══ Supplied data

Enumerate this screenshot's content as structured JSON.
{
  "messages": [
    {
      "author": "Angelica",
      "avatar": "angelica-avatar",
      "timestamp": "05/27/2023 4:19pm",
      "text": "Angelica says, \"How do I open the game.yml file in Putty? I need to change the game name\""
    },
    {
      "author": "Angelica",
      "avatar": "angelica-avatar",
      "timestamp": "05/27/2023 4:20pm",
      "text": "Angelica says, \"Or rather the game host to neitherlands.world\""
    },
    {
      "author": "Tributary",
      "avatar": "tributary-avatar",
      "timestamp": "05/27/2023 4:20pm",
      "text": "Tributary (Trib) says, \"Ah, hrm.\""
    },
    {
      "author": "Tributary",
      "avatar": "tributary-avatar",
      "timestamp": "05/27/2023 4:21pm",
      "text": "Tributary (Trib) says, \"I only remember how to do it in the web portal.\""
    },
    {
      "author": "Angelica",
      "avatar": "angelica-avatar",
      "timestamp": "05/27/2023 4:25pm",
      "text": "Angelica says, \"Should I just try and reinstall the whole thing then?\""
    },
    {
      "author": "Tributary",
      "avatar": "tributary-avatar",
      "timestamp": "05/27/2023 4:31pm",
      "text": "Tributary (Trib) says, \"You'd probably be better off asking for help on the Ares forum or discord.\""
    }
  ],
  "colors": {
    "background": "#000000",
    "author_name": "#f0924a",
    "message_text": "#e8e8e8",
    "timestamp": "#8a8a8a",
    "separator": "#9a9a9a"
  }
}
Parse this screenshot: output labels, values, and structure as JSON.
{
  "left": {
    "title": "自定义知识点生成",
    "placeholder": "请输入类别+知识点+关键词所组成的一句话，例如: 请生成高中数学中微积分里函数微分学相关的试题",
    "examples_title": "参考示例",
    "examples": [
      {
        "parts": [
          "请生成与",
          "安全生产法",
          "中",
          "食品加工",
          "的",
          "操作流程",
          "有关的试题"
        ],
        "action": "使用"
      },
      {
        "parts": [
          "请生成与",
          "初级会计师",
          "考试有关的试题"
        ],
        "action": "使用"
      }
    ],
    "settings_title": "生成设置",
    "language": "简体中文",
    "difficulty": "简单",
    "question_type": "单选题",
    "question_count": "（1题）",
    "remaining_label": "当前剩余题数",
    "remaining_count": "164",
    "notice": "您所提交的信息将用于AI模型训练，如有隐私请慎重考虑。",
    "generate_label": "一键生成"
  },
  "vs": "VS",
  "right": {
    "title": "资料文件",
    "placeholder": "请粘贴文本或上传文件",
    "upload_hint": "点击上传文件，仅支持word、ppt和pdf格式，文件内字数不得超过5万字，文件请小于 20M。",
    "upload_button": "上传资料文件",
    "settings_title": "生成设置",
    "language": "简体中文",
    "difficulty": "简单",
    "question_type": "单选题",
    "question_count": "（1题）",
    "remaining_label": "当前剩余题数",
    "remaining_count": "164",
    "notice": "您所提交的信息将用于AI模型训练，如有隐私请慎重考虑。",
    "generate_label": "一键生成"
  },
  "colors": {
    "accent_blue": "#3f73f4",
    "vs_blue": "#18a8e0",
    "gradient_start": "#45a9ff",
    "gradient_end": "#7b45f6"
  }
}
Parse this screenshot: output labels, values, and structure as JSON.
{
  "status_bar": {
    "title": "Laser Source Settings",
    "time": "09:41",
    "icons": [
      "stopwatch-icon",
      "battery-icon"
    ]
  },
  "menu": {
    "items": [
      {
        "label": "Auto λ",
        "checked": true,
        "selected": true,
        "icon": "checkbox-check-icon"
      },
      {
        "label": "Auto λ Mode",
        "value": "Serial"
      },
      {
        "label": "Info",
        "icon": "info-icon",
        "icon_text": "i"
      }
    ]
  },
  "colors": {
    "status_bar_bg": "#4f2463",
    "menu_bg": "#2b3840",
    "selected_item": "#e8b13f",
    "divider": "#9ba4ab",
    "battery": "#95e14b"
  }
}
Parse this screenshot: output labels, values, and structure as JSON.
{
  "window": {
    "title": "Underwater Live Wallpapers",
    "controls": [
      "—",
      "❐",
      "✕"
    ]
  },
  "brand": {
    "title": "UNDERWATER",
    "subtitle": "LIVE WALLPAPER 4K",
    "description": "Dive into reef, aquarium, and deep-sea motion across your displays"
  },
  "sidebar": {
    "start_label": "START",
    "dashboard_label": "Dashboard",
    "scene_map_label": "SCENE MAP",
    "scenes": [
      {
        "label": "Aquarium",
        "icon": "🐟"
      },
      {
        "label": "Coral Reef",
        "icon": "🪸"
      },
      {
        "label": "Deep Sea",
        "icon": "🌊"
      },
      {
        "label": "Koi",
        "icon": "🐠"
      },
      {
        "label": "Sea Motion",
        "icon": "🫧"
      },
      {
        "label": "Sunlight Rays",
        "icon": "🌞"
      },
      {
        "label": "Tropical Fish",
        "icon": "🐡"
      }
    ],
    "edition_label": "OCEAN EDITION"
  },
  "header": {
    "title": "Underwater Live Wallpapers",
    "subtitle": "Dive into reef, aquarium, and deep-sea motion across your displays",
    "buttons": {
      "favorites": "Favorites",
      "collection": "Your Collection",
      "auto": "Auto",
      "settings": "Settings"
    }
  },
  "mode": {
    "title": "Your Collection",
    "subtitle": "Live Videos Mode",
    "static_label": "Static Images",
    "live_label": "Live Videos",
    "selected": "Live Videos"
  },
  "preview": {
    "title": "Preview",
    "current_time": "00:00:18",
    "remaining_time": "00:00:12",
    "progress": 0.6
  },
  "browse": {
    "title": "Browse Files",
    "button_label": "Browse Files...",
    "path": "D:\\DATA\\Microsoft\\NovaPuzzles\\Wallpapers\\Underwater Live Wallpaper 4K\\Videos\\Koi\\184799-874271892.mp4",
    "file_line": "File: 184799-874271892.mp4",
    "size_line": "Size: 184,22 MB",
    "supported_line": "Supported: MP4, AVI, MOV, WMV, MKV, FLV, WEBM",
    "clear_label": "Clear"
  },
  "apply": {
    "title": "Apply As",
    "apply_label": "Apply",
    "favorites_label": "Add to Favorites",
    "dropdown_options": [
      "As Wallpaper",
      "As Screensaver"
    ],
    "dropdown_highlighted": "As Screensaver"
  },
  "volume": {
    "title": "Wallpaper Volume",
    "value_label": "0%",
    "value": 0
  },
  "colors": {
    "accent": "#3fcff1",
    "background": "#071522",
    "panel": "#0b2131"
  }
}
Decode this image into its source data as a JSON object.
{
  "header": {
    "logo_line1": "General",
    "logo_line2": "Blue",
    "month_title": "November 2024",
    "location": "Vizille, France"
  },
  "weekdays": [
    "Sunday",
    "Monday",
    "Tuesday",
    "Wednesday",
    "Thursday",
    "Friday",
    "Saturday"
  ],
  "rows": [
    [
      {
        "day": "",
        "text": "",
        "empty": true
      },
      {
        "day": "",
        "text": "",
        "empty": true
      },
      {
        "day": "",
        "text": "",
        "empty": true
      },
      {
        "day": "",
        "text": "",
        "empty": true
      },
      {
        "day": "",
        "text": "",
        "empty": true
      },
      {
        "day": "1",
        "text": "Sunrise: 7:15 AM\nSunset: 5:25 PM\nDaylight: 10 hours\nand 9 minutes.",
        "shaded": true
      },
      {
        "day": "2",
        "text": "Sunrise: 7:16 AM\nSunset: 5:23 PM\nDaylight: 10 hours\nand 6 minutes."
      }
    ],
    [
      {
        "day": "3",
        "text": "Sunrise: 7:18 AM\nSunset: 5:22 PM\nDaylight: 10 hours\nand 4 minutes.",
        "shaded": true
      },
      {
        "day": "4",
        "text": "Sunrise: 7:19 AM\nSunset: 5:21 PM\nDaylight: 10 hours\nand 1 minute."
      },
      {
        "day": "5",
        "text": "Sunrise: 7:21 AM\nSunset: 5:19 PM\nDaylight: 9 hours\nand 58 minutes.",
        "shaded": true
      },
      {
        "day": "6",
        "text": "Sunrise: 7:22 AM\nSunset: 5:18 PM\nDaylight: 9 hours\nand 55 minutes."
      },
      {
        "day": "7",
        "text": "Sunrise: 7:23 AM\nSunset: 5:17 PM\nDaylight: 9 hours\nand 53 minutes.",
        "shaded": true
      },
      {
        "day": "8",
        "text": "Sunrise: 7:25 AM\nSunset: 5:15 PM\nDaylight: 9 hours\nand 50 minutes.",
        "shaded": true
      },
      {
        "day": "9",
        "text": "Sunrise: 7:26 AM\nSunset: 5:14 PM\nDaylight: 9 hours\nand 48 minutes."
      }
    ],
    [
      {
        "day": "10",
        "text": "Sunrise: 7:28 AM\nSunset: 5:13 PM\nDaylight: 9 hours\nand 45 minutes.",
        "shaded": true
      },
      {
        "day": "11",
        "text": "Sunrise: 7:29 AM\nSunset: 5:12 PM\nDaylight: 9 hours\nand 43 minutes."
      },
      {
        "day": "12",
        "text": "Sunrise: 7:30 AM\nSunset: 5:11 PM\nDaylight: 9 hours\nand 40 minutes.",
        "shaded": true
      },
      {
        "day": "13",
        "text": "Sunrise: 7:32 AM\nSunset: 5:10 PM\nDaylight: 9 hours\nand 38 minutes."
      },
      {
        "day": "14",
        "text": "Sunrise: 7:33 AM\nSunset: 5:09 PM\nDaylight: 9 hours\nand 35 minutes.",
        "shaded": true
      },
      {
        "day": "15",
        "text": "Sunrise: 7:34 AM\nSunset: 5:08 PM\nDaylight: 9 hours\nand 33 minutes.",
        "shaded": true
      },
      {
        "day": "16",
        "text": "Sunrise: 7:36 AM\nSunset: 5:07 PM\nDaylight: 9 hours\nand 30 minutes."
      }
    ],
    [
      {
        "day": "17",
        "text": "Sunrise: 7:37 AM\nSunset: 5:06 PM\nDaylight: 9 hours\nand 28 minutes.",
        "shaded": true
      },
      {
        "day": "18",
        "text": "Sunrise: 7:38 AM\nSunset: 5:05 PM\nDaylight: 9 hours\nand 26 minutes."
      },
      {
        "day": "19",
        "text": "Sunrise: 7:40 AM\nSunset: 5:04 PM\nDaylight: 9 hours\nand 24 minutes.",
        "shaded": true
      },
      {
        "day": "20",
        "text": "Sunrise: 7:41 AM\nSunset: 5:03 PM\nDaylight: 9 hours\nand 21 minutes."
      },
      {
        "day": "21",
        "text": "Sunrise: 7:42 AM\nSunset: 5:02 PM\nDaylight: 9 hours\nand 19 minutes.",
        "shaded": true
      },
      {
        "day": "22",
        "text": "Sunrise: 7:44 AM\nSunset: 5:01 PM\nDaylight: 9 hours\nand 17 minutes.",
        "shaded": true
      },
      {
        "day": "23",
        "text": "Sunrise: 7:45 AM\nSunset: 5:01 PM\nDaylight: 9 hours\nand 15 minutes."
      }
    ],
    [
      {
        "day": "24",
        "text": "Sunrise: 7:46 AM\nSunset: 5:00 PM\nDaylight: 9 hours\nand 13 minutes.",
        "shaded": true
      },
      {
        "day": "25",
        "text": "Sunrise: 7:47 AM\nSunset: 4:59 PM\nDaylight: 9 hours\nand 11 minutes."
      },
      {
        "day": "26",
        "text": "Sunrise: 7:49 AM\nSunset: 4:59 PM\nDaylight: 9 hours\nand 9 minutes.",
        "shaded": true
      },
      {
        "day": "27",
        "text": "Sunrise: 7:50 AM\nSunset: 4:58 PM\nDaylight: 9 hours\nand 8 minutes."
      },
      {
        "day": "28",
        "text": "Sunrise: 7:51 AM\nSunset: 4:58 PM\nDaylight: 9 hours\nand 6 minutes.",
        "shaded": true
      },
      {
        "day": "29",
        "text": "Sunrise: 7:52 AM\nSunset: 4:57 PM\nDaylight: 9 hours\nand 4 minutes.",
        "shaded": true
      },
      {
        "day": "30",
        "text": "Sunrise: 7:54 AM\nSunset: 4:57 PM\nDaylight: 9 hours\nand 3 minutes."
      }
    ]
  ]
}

════

Given problem: Give the number of lines in the records that contain the string "background", with no other output.

Response to the task: 2